--- BEGIN Supplied information ---
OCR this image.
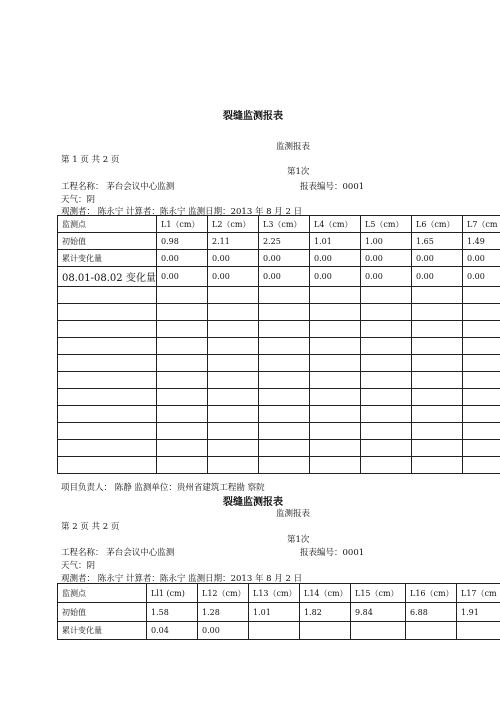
裂缝监测报表
监测报表
第 1 页 共 2 页
第1次
工程名称： 茅台会议中心监测	报表编号：0001
天气：阴
观测者： 陈永宁 计算者：陈永宁 监测日期：2013 年 8 月 2 日
监测点	L1（cm）	L2（cm）	L3（cm）	L4（cm）	L5（cm）	L6（cm）	L7（cm
初始值	0.98	2.11	2.25	1.01	1.00	1.65	1.49
累计变化量	0.00	0.00	0.00	0.00	0.00	0.00	0.00
08.01-08.02 变化量	0.00	0.00	0.00	0.00	0.00	0.00	0.00

项目负责人： 陈静 监测单位：贵州省建筑工程勘 察院
裂缝监测报表
监测报表
第 2 页 共 2 页
第1次
工程名称： 茅台会议中心监测	报表编号：0001
天气：阴
观测者： 陈永宁 计算者：陈永宁 监测日期：2013 年 8 月 2 日
监测点	Ll1 (cm)	L12（cm）	L13（cm）	L14（cm）	L15（cm）	L16（cm）	L17（cm
初始值	1.58	1.28	1.01	1.82	9.84	6.88	1.91
累计变化量	0.04	0.00					
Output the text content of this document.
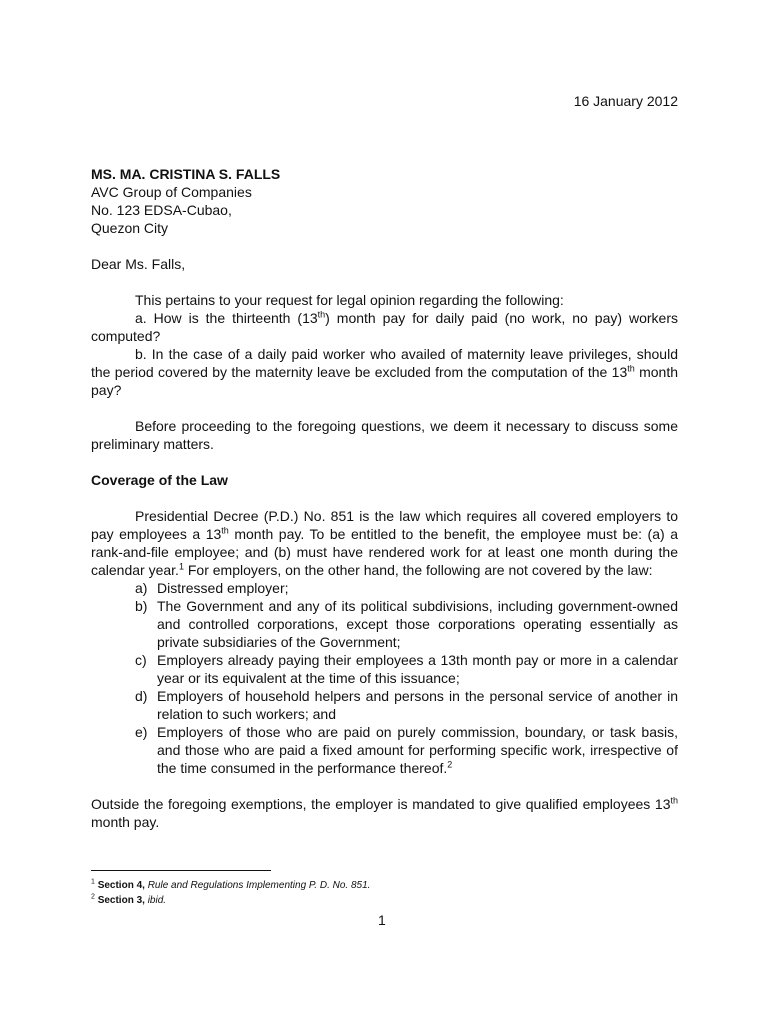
16 January 2012
MS. MA. CRISTINA S. FALLS
AVC Group of Companies
No. 123 EDSA-Cubao,
Quezon City
Dear Ms. Falls,

This pertains to your request for legal opinion regarding the following:

a. How is the thirteenth (13th) month pay for daily paid (no work, no pay) workers computed?

b. In the case of a daily paid worker who availed of maternity leave privileges, should the period covered by the maternity leave be excluded from the computation of the 13th month pay?

Before proceeding to the foregoing questions, we deem it necessary to discuss some preliminary matters.

Coverage of the Law

Presidential Decree (P.D.) No. 851 is the law which requires all covered employers to pay employees a 13th month pay. To be entitled to the benefit, the employee must be: (a) a rank-and-file employee; and (b) must have rendered work for at least one month during the calendar year.$^1$ For employers, on the other hand, the following are not covered by the law:

a) Distressed employer;
b) The Government and any of its political subdivisions, including government-owned and controlled corporations, except those corporations operating essentially as private subsidiaries of the Government;
c) Employers already paying their employees a 13th month pay or more in a calendar year or its equivalent at the time of this issuance;
d) Employers of household helpers and persons in the personal service of another in relation to such workers; and
e) Employers of those who are paid on purely commission, boundary, or task basis, and those who are paid a fixed amount for performing specific work, irrespective of the time consumed in the performance thereof.$^2$

Outside the foregoing exemptions, the employer is mandated to give qualified employees 13th month pay.

$^1$ Section 4, Rule and Regulations Implementing P. D. No. 851.
$^2$ Section 3, ibid.
1
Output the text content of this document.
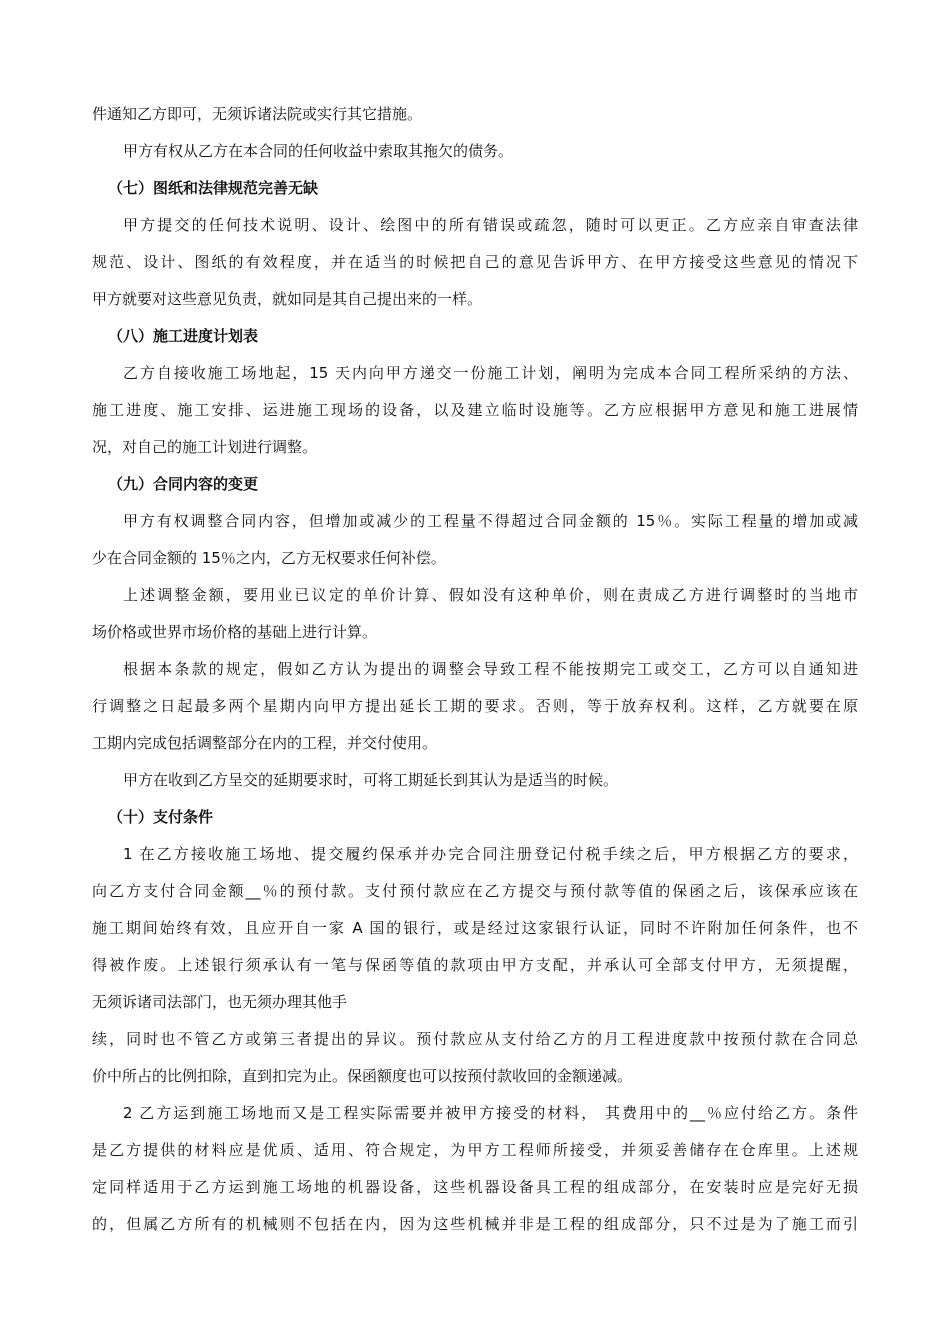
件通知乙方即可，无须诉诸法院或实行其它措施。
甲方有权从乙方在本合同的任何收益中索取其拖欠的债务。
（七）图纸和法律规范完善无缺
甲方提交的任何技术说明、设计、绘图中的所有错误或疏忽，随时可以更正。乙方应亲自审查法律
规范、设计、图纸的有效程度，并在适当的时候把自己的意见告诉甲方、在甲方接受这些意见的情况下
甲方就要对这些意见负责，就如同是其自己提出来的一样。
（八）施工进度计划表
乙方自接收施工场地起，15 天内向甲方递交一份施工计划，阐明为完成本合同工程所采纳的方法、
施工进度、施工安排、运进施工现场的设备，以及建立临时设施等。乙方应根据甲方意见和施工进展情
况，对自己的施工计划进行调整。
（九）合同内容的变更
甲方有权调整合同内容，但增加或减少的工程量不得超过合同金额的 15％。实际工程量的增加或减
少在合同金额的 15％之内，乙方无权要求任何补偿。
上述调整金额，要用业已议定的单价计算、假如没有这种单价，则在责成乙方进行调整时的当地市
场价格或世界市场价格的基础上进行计算。
根据本条款的规定，假如乙方认为提出的调整会导致工程不能按期完工或交工，乙方可以自通知进
行调整之日起最多两个星期内向甲方提出延长工期的要求。否则，等于放弃权利。这样，乙方就要在原
工期内完成包括调整部分在内的工程，并交付使用。
甲方在收到乙方呈交的延期要求时，可将工期延长到其认为是适当的时候。
（十）支付条件
1 在乙方接收施工场地、提交履约保承并办完合同注册登记付税手续之后，甲方根据乙方的要求，
向乙方支付合同金额__％的预付款。支付预付款应在乙方提交与预付款等值的保函之后，该保承应该在
施工期间始终有效，且应开自一家 A 国的银行，或是经过这家银行认证，同时不许附加任何条件，也不
得被作废。上述银行须承认有一笔与保函等值的款项由甲方支配，并承认可全部支付甲方，无须提醒，
无须诉诸司法部门，也无须办理其他手
续，同时也不管乙方或第三者提出的异议。预付款应从支付给乙方的月工程进度款中按预付款在合同总
价中所占的比例扣除，直到扣完为止。保函额度也可以按预付款收回的金额递减。
2 乙方运到施工场地而又是工程实际需要并被甲方接受的材料， 其费用中的__％应付给乙方。条件
是乙方提供的材料应是优质、适用、符合规定，为甲方工程师所接受，并须妥善储存在仓库里。上述规
定同样适用于乙方运到施工场地的机器设备，这些机器设备具工程的组成部分，在安装时应是完好无损
的，但属乙方所有的机械则不包括在内，因为这些机械并非是工程的组成部分，只不过是为了施工而引
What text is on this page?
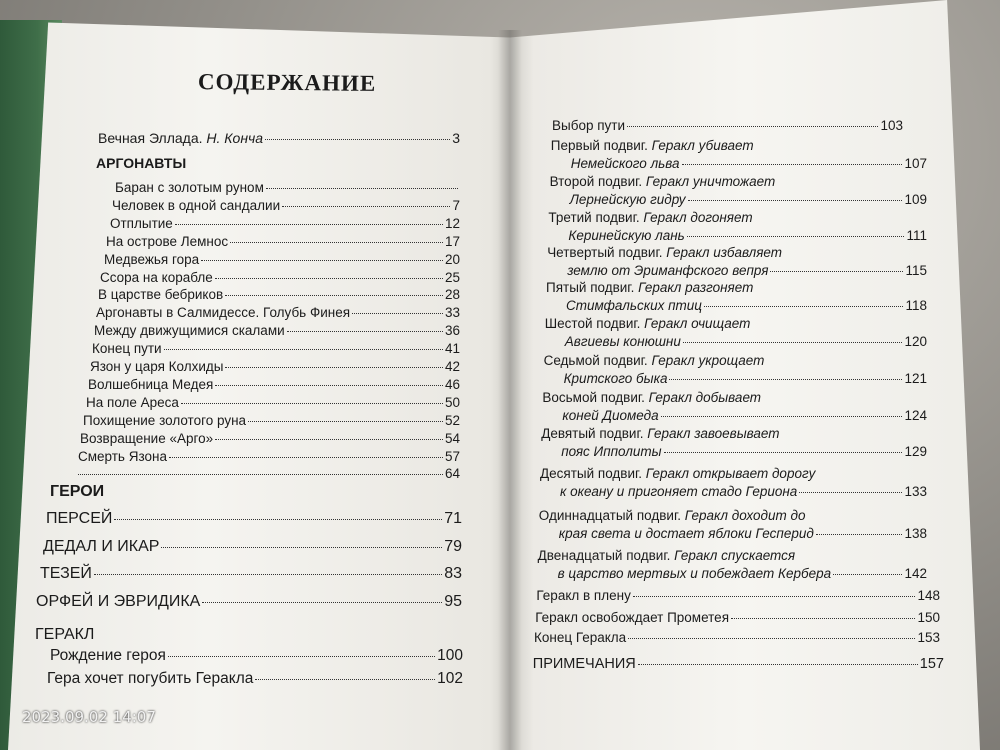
СОДЕРЖАНИЕ
Вечная Эллада. Н. Конча	3
АРГОНАВТЫ
Баран с золотым руном
Человек в одной сандалии	7
Отплытие	12
На острове Лемнос	17
Медвежья гора	20
Ссора на корабле	25
В царстве бебриков	28
Аргонавты в Салмидессе. Голубь Финея	33
Между движущимися скалами	36
Конец пути	41
Язон у царя Колхиды	42
Волшебница Медея	46
На поле Ареса	50
Похищение золотого руна	52
Возвращение «Арго»	54
Смерть Язона	57
64
ГЕРОИ
ПЕРСЕЙ	71
ДЕДАЛ И ИКАР	79
ТЕЗЕЙ	83
ОРФЕЙ И ЭВРИДИКА	95
ГЕРАКЛ
Рождение героя	100
Гера хочет погубить Геракла	102
Выбор пути	103
Первый подвиг. Геракл убивает
Немейского льва	107
Второй подвиг. Геракл уничтожает
Лернейскую гидру	109
Третий подвиг. Геракл догоняет
Керинейскую лань	111
Четвертый подвиг. Геракл избавляет
землю от Эриманфского вепря	115
Пятый подвиг. Геракл разгоняет
Стимфальских птиц	118
Шестой подвиг. Геракл очищает
Авгиевы конюшни	120
Седьмой подвиг. Геракл укрощает
Критского быка	121
Восьмой подвиг. Геракл добывает
коней Диомеда	124
Девятый подвиг. Геракл завоевывает
пояс Ипполиты	129
Десятый подвиг. Геракл открывает дорогу
к океану и пригоняет стадо Гериона	133
Одиннадцатый подвиг. Геракл доходит до
края света и достает яблоки Гесперид	138
Двенадцатый подвиг. Геракл спускается
в царство мертвых и побеждает Кербера	142
Геракл в плену	148
Геракл освобождает Прометея	150
Конец Геракла	153
ПРИМЕЧАНИЯ	157
2023.09.02 14:07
--- END Supplied information ---
- Exercise details
Give the number of lines above in which the word "累计变化量" occurs, with nothing else.

- Task response
2